Record list:

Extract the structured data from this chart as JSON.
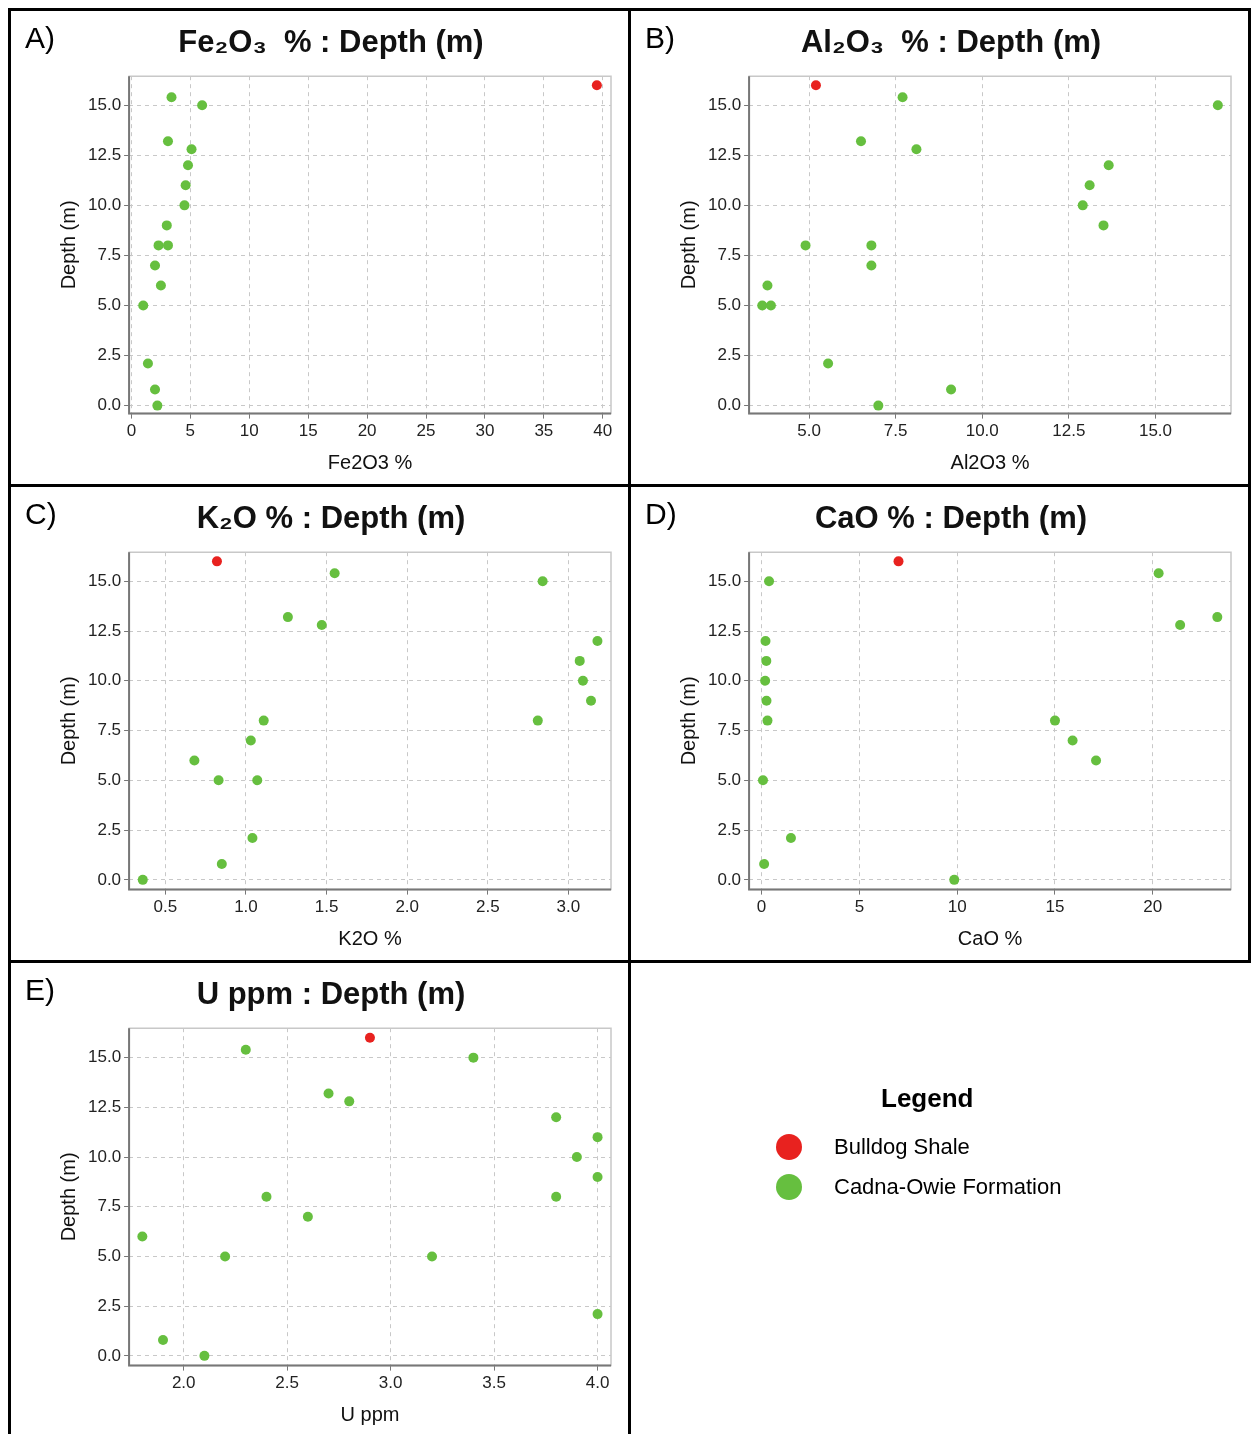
{
  "chart_data": [
    {
      "type": "scatter",
      "title": "Fe₂O₃  % : Depth (m)",
      "xlabel": "Fe2O3 %",
      "ylabel": "Depth (m)",
      "annotations": [
        "A)"
      ],
      "marker": "circle",
      "grid": true,
      "xlim": [
        -0.2,
        40.7
      ],
      "xticks": [
        0,
        5,
        10,
        15,
        20,
        25,
        30,
        35,
        40
      ],
      "ylim": [
        -0.4,
        16.45
      ],
      "yticks": [
        {
          "value": 0,
          "label": "0.0"
        },
        {
          "value": 2.5,
          "label": "2.5"
        },
        {
          "value": 5,
          "label": "5.0"
        },
        {
          "value": 7.5,
          "label": "7.5"
        },
        {
          "value": 10,
          "label": "10.0"
        },
        {
          "value": 12.5,
          "label": "12.5"
        },
        {
          "value": 15,
          "label": "15.0"
        }
      ],
      "series": [
        {
          "color": "#e8221f",
          "x": [
            39.5
          ],
          "values": [
            16
          ]
        },
        {
          "color": "#66bf3f",
          "x": [
            3.4,
            6.0,
            3.1,
            5.1,
            4.8,
            4.6,
            4.5,
            3.0,
            2.3,
            3.1,
            2.0,
            2.5,
            1.0,
            1.4,
            2.0,
            2.2
          ],
          "values": [
            15.4,
            15,
            13.2,
            12.8,
            12,
            11,
            10,
            9,
            8,
            8,
            7,
            6,
            5,
            2.1,
            0.8,
            0
          ]
        }
      ]
    },
    {
      "type": "scatter",
      "title": "Al₂O₃  % : Depth (m)",
      "xlabel": "Al2O3 %",
      "ylabel": "Depth (m)",
      "annotations": [
        "B)"
      ],
      "marker": "circle",
      "grid": true,
      "xlim": [
        3.27,
        17.18
      ],
      "xticks": [
        {
          "value": 5,
          "label": "5.0"
        },
        {
          "value": 7.5,
          "label": "7.5"
        },
        {
          "value": 10,
          "label": "10.0"
        },
        {
          "value": 12.5,
          "label": "12.5"
        },
        {
          "value": 15,
          "label": "15.0"
        }
      ],
      "ylim": [
        -0.4,
        16.45
      ],
      "yticks": [
        {
          "value": 0,
          "label": "0.0"
        },
        {
          "value": 2.5,
          "label": "2.5"
        },
        {
          "value": 5,
          "label": "5.0"
        },
        {
          "value": 7.5,
          "label": "7.5"
        },
        {
          "value": 10,
          "label": "10.0"
        },
        {
          "value": 12.5,
          "label": "12.5"
        },
        {
          "value": 15,
          "label": "15.0"
        }
      ],
      "series": [
        {
          "color": "#e8221f",
          "x": [
            5.2
          ],
          "values": [
            16
          ]
        },
        {
          "color": "#66bf3f",
          "x": [
            7.7,
            16.8,
            6.5,
            8.1,
            13.65,
            13.1,
            12.9,
            13.5,
            4.9,
            6.8,
            6.8,
            3.8,
            3.65,
            3.9,
            5.55,
            9.1,
            7.0
          ],
          "values": [
            15.4,
            15,
            13.2,
            12.8,
            12,
            11,
            10,
            9,
            8,
            8,
            7,
            6,
            5,
            5,
            2.1,
            0.8,
            0
          ]
        }
      ]
    },
    {
      "type": "scatter",
      "title": "K₂O % : Depth (m)",
      "xlabel": "K2O %",
      "ylabel": "Depth (m)",
      "annotations": [
        "C)"
      ],
      "marker": "circle",
      "grid": true,
      "xlim": [
        0.275,
        3.264
      ],
      "xticks": [
        {
          "value": 0.5,
          "label": "0.5"
        },
        {
          "value": 1,
          "label": "1.0"
        },
        {
          "value": 1.5,
          "label": "1.5"
        },
        {
          "value": 2,
          "label": "2.0"
        },
        {
          "value": 2.5,
          "label": "2.5"
        },
        {
          "value": 3,
          "label": "3.0"
        }
      ],
      "ylim": [
        -0.49,
        16.46
      ],
      "yticks": [
        {
          "value": 0,
          "label": "0.0"
        },
        {
          "value": 2.5,
          "label": "2.5"
        },
        {
          "value": 5,
          "label": "5.0"
        },
        {
          "value": 7.5,
          "label": "7.5"
        },
        {
          "value": 10,
          "label": "10.0"
        },
        {
          "value": 12.5,
          "label": "12.5"
        },
        {
          "value": 15,
          "label": "15.0"
        }
      ],
      "series": [
        {
          "color": "#e8221f",
          "x": [
            0.82
          ],
          "values": [
            16
          ]
        },
        {
          "color": "#66bf3f",
          "x": [
            1.55,
            2.84,
            1.26,
            1.47,
            3.18,
            3.07,
            3.09,
            3.14,
            1.11,
            2.81,
            1.03,
            0.68,
            0.83,
            1.07,
            1.04,
            0.85,
            0.36
          ],
          "values": [
            15.4,
            15,
            13.2,
            12.8,
            12,
            11,
            10,
            9,
            8,
            8,
            7,
            6,
            5,
            5,
            2.1,
            0.8,
            0
          ]
        }
      ]
    },
    {
      "type": "scatter",
      "title": "CaO % : Depth (m)",
      "xlabel": "CaO %",
      "ylabel": "Depth (m)",
      "annotations": [
        "D)"
      ],
      "marker": "circle",
      "grid": true,
      "xlim": [
        -0.64,
        24.0
      ],
      "xticks": [
        0,
        5,
        10,
        15,
        20
      ],
      "ylim": [
        -0.49,
        16.46
      ],
      "yticks": [
        {
          "value": 0,
          "label": "0.0"
        },
        {
          "value": 2.5,
          "label": "2.5"
        },
        {
          "value": 5,
          "label": "5.0"
        },
        {
          "value": 7.5,
          "label": "7.5"
        },
        {
          "value": 10,
          "label": "10.0"
        },
        {
          "value": 12.5,
          "label": "12.5"
        },
        {
          "value": 15,
          "label": "15.0"
        }
      ],
      "series": [
        {
          "color": "#e8221f",
          "x": [
            7.0
          ],
          "values": [
            16
          ]
        },
        {
          "color": "#66bf3f",
          "x": [
            20.3,
            0.38,
            23.3,
            21.4,
            0.2,
            0.24,
            0.18,
            0.25,
            0.3,
            15.0,
            15.9,
            17.1,
            0.07,
            1.5,
            0.13,
            9.85
          ],
          "values": [
            15.4,
            15,
            13.2,
            12.8,
            12,
            11,
            10,
            9,
            8,
            8,
            7,
            6,
            5,
            2.1,
            0.8,
            0
          ]
        }
      ]
    },
    {
      "type": "scatter",
      "title": "U ppm : Depth (m)",
      "xlabel": "U ppm",
      "ylabel": "Depth (m)",
      "annotations": [
        "E)"
      ],
      "marker": "circle",
      "grid": true,
      "legend": "right",
      "legend_title": "Legend",
      "xlim": [
        1.736,
        4.065
      ],
      "xticks": [
        {
          "value": 2,
          "label": "2.0"
        },
        {
          "value": 2.5,
          "label": "2.5"
        },
        {
          "value": 3,
          "label": "3.0"
        },
        {
          "value": 3.5,
          "label": "3.5"
        },
        {
          "value": 4,
          "label": "4.0"
        }
      ],
      "ylim": [
        -0.49,
        16.48
      ],
      "yticks": [
        {
          "value": 0,
          "label": "0.0"
        },
        {
          "value": 2.5,
          "label": "2.5"
        },
        {
          "value": 5,
          "label": "5.0"
        },
        {
          "value": 7.5,
          "label": "7.5"
        },
        {
          "value": 10,
          "label": "10.0"
        },
        {
          "value": 12.5,
          "label": "12.5"
        },
        {
          "value": 15,
          "label": "15.0"
        }
      ],
      "series": [
        {
          "name": "Bulldog Shale",
          "color": "#e8221f",
          "x": [
            2.9
          ],
          "values": [
            16
          ]
        },
        {
          "name": "Cadna-Owie Formation",
          "color": "#66bf3f",
          "x": [
            2.3,
            3.4,
            2.7,
            2.8,
            3.8,
            4.0,
            3.9,
            4.0,
            2.4,
            3.8,
            2.6,
            1.8,
            2.2,
            3.2,
            4.0,
            1.9,
            2.1
          ],
          "values": [
            15.4,
            15,
            13.2,
            12.8,
            12,
            11,
            10,
            9,
            8,
            8,
            7,
            6,
            5,
            5,
            2.1,
            0.8,
            0
          ]
        }
      ]
    }
  ]
}
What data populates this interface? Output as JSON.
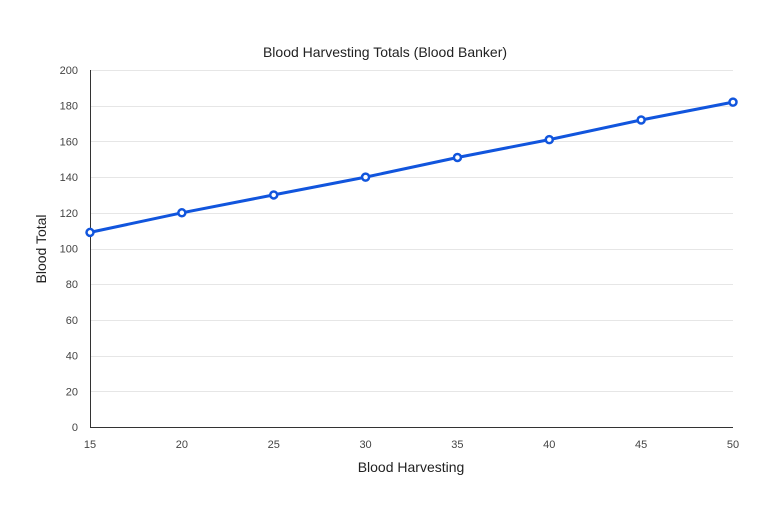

Required work:
Copy every line that contains the string "this".

Finished task:
Extract the structured data from this chart as JSON.
What data populates this interface? Output as JSON.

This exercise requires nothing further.